▶ **Problem to solve**
Convert the lines of the items below into a JSON list of strings, one string per line, skipping blank lines and leaving out the pictures.

▶ **Source records**
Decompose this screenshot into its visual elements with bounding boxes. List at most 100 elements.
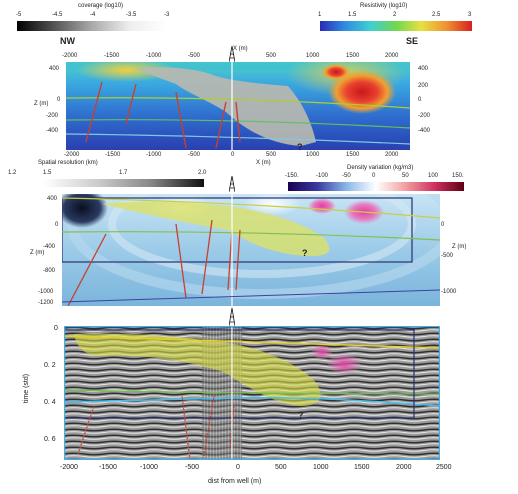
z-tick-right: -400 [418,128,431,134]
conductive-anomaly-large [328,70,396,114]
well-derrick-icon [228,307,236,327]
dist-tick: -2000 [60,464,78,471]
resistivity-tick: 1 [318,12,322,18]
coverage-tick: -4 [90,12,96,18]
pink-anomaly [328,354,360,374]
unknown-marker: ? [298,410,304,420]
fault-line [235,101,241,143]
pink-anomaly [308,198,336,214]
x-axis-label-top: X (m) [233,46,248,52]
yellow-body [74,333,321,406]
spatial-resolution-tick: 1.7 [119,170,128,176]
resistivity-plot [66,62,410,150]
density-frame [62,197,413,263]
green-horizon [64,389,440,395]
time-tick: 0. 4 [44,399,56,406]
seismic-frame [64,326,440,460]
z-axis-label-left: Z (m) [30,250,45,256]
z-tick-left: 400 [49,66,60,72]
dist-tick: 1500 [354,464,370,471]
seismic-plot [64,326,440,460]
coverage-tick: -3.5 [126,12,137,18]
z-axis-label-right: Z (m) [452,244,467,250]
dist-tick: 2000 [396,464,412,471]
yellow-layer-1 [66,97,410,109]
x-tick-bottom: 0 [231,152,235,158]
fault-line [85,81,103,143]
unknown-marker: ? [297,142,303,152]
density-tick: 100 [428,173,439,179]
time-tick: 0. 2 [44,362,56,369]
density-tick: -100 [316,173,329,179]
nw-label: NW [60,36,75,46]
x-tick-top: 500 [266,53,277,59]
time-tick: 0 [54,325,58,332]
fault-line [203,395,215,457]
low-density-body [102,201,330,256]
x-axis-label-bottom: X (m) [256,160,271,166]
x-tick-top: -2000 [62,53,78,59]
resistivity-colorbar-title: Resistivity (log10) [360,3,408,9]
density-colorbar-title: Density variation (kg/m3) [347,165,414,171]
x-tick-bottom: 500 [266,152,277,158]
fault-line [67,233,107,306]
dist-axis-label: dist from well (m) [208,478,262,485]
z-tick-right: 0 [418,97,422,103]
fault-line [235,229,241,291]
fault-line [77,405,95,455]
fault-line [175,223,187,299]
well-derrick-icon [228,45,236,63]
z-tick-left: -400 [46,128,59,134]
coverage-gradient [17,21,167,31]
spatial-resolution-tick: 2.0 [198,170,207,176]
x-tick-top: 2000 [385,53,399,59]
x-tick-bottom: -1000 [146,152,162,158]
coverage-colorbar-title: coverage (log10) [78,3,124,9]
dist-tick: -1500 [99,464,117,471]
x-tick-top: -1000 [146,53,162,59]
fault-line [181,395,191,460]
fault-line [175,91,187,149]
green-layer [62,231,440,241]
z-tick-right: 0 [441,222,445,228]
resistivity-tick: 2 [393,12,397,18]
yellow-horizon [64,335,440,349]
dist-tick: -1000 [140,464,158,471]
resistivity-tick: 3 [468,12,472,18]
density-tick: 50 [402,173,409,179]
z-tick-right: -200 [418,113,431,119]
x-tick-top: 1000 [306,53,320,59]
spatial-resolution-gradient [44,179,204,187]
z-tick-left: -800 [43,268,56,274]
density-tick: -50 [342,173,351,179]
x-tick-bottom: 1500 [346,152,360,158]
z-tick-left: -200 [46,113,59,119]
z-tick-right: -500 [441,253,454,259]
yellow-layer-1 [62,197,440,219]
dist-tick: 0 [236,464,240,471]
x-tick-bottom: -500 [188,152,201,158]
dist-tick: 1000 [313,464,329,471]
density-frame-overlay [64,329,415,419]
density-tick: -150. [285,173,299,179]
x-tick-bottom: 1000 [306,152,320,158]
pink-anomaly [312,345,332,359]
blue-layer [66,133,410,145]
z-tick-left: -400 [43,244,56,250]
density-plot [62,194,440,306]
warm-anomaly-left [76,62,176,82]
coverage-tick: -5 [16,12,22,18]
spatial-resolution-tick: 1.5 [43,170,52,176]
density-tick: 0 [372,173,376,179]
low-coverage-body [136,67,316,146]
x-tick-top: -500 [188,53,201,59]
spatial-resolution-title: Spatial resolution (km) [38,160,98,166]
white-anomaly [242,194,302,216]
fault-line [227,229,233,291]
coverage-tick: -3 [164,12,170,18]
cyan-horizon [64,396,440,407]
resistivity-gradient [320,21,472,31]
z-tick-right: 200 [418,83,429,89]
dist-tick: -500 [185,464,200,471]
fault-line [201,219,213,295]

▶ **Solution to this exercise**
[
  "Decompose this screenshot into its visual elements with bounding boxes. List at most 100 elements.",
  "z-tick-right: -400 [418,128,431,134]",
  "conductive-anomaly-large [328,70,396,114]",
  "well-derrick-icon [228,307,236,327]",
  "dist-tick: -2000 [60,464,78,471]",
  "resistivity-tick: 1 [318,12,322,18]",
  "coverage-tick: -4 [90,12,96,18]",
  "pink-anomaly [328,354,360,374]",
  "unknown-marker: ? [298,410,304,420]",
  "fault-line [235,101,241,143]",
  "pink-anomaly [308,198,336,214]",
  "x-axis-label-top: X (m) [233,46,248,52]",
  "yellow-body [74,333,321,406]",
  "spatial-resolution-tick: 1.7 [119,170,128,176]",
  "resistivity-plot [66,62,410,150]",
  "density-frame [62,197,413,263]",
  "green-horizon [64,389,440,395]",
  "time-tick: 0. 4 [44,399,56,406]",
  "seismic-frame [64,326,440,460]",
  "z-axis-label-left: Z (m) [30,250,45,256]",
  "z-tick-left: 400 [49,66,60,72]",
  "dist-tick: 1500 [354,464,370,471]",
  "seismic-plot [64,326,440,460]",
  "coverage-tick: -3.5 [126,12,137,18]",
  "z-axis-label-right: Z (m) [452,244,467,250]",
  "dist-tick: 2000 [396,464,412,471]",
  "yellow-layer-1 [66,97,410,109]",
  "x-tick-bottom: 0 [231,152,235,158]",
  "fault-line [85,81,103,143]",
  "unknown-marker: ? [297,142,303,152]",
  "density-tick: 100 [428,173,439,179]",
  "time-tick: 0. 2 [44,362,56,369]",
  "density-tick: -100 [316,173,329,179]",
  "nw-label: NW [60,36,75,46]",
  "x-tick-top: 500 [266,53,277,59]",
  "time-tick: 0 [54,325,58,332]",
  "fault-line [203,395,215,457]",
  "low-density-body [102,201,330,256]",
  "x-axis-label-bottom: X (m) [256,160,271,166]",
  "x-tick-top: -2000 [62,53,78,59]",
  "resistivity-colorbar-title: Resistivity (log10) [360,3,408,9]",
  "density-colorbar-title: Density variation (kg/m3) [347,165,414,171]",
  "x-tick-bottom: 500 [266,152,277,158]",
  "fault-line [67,233,107,306]",
  "dist-axis-label: dist from well (m) [208,478,262,485]",
  "z-tick-right: 0 [418,97,422,103]",
  "fault-line [235,229,241,291]",
  "fault-line [77,405,95,455]",
  "fault-line [175,223,187,299]",
  "well-derrick-icon [228,45,236,63]",
  "z-tick-left: -400 [46,128,59,134]",
  "coverage-gradient [17,21,167,31]",
  "spatial-resolution-tick: 2.0 [198,170,207,176]",
  "x-tick-top: 2000 [385,53,399,59]",
  "x-tick-bottom: -1000 [146,152,162,158]",
  "coverage-colorbar-title: coverage (log10) [78,3,124,9]",
  "dist-tick: -1500 [99,464,117,471]",
  "x-tick-top: -1000 [146,53,162,59]",
  "fault-line [181,395,191,460]",
  "fault-line [175,91,187,149]",
  "green-layer [62,231,440,241]",
  "z-tick-right: 0 [441,222,445,228]",
  "resistivity-tick: 2 [393,12,397,18]",
  "yellow-horizon [64,335,440,349]",
  "dist-tick: -1000 [140,464,158,471]",
  "resistivity-tick: 3 [468,12,472,18]",
  "density-tick: 50 [402,173,409,179]",
  "z-tick-right: -200 [418,113,431,119]",
  "x-tick-top: 1000 [306,53,320,59]",
  "spatial-resolution-gradient [44,179,204,187]",
  "z-tick-left: -800 [43,268,56,274]",
  "density-tick: -50 [342,173,351,179]",
  "x-tick-bottom: 1500 [346,152,360,158]",
  "z-tick-left: -200 [46,113,59,119]",
  "z-tick-right: -500 [441,253,454,259]",
  "yellow-layer-1 [62,197,440,219]",
  "dist-tick: 0 [236,464,240,471]",
  "x-tick-bottom: -500 [188,152,201,158]",
  "dist-tick: 1000 [313,464,329,471]",
  "density-frame-overlay [64,329,415,419]",
  "density-tick: -150. [285,173,299,179]",
  "x-tick-bottom: 1000 [306,152,320,158]",
  "pink-anomaly [312,345,332,359]",
  "blue-layer [66,133,410,145]",
  "z-tick-left: -400 [43,244,56,250]",
  "density-plot [62,194,440,306]",
  "warm-anomaly-left [76,62,176,82]",
  "coverage-tick: -5 [16,12,22,18]",
  "spatial-resolution-tick: 1.5 [43,170,52,176]",
  "density-tick: 0 [372,173,376,179]",
  "low-coverage-body [136,67,316,146]",
  "x-tick-top: -500 [188,53,201,59]",
  "spatial-resolution-title: Spatial resolution (km) [38,160,98,166]",
  "white-anomaly [242,194,302,216]",
  "fault-line [227,229,233,291]",
  "coverage-tick: -3 [164,12,170,18]",
  "cyan-horizon [64,396,440,407]",
  "resistivity-gradient [320,21,472,31]",
  "z-tick-right: 200 [418,83,429,89]",
  "dist-tick: -500 [185,464,200,471]",
  "fault-line [201,219,213,295]"
]